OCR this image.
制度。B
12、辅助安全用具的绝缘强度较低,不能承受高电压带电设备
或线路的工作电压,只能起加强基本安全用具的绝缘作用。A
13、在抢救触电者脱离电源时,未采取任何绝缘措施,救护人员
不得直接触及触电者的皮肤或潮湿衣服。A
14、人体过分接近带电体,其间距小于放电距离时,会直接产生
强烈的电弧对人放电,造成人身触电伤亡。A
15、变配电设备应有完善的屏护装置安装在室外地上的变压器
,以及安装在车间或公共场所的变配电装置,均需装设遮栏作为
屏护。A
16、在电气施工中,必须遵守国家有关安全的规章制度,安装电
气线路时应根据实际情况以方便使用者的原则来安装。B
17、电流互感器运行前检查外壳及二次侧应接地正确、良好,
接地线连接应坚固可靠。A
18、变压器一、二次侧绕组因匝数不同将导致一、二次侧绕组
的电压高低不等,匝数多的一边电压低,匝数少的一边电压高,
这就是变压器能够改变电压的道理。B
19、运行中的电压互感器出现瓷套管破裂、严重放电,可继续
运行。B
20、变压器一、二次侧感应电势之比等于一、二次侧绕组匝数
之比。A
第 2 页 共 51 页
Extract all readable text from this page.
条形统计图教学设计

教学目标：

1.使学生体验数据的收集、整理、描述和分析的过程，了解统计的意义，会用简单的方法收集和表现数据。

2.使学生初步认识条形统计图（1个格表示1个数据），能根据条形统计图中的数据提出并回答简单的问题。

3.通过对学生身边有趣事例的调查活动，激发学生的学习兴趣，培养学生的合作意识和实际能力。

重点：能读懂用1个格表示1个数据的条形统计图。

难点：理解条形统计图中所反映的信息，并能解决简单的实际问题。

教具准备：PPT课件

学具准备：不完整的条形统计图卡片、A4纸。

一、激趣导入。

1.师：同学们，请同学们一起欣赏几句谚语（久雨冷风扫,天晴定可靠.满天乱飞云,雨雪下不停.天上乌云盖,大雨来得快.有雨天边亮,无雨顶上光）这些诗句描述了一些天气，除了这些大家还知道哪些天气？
+ + + + +
**PROBLEM DETAILS**
Extract all of the data above without altering anything.

**WRITTEN SOLUTION**
OCR this image.
制度。B
12、辅助安全用具的绝缘强度较低,不能承受高电压带电设备
或线路的工作电压,只能起加强基本安全用具的绝缘作用。A
13、在抢救触电者脱离电源时,未采取任何绝缘措施,救护人员
不得直接触及触电者的皮肤或潮湿衣服。A
14、人体过分接近带电体,其间距小于放电距离时,会直接产生
强烈的电弧对人放电,造成人身触电伤亡。A
15、变配电设备应有完善的屏护装置安装在室外地上的变压器
,以及安装在车间或公共场所的变配电装置,均需装设遮栏作为
屏护。A
16、在电气施工中,必须遵守国家有关安全的规章制度,安装电
气线路时应根据实际情况以方便使用者的原则来安装。B
17、电流互感器运行前检查外壳及二次侧应接地正确、良好,
接地线连接应坚固可靠。A
18、变压器一、二次侧绕组因匝数不同将导致一、二次侧绕组
的电压高低不等,匝数多的一边电压低,匝数少的一边电压高,
这就是变压器能够改变电压的道理。B
19、运行中的电压互感器出现瓷套管破裂、严重放电,可继续
运行。B
20、变压器一、二次侧感应电势之比等于一、二次侧绕组匝数
之比。A
第 2 页 共 51 页
Extract all readable text from this page.
条形统计图教学设计

教学目标：

1.使学生体验数据的收集、整理、描述和分析的过程，了解统计的意义，会用简单的方法收集和表现数据。

2.使学生初步认识条形统计图（1个格表示1个数据），能根据条形统计图中的数据提出并回答简单的问题。

3.通过对学生身边有趣事例的调查活动，激发学生的学习兴趣，培养学生的合作意识和实际能力。

重点：能读懂用1个格表示1个数据的条形统计图。

难点：理解条形统计图中所反映的信息，并能解决简单的实际问题。

教具准备：PPT课件

学具准备：不完整的条形统计图卡片、A4纸。

一、激趣导入。

1.师：同学们，请同学们一起欣赏几句谚语（久雨冷风扫,天晴定可靠.满天乱飞云,雨雪下不停.天上乌云盖,大雨来得快.有雨天边亮,无雨顶上光）这些诗句描述了一些天气，除了这些大家还知道哪些天气？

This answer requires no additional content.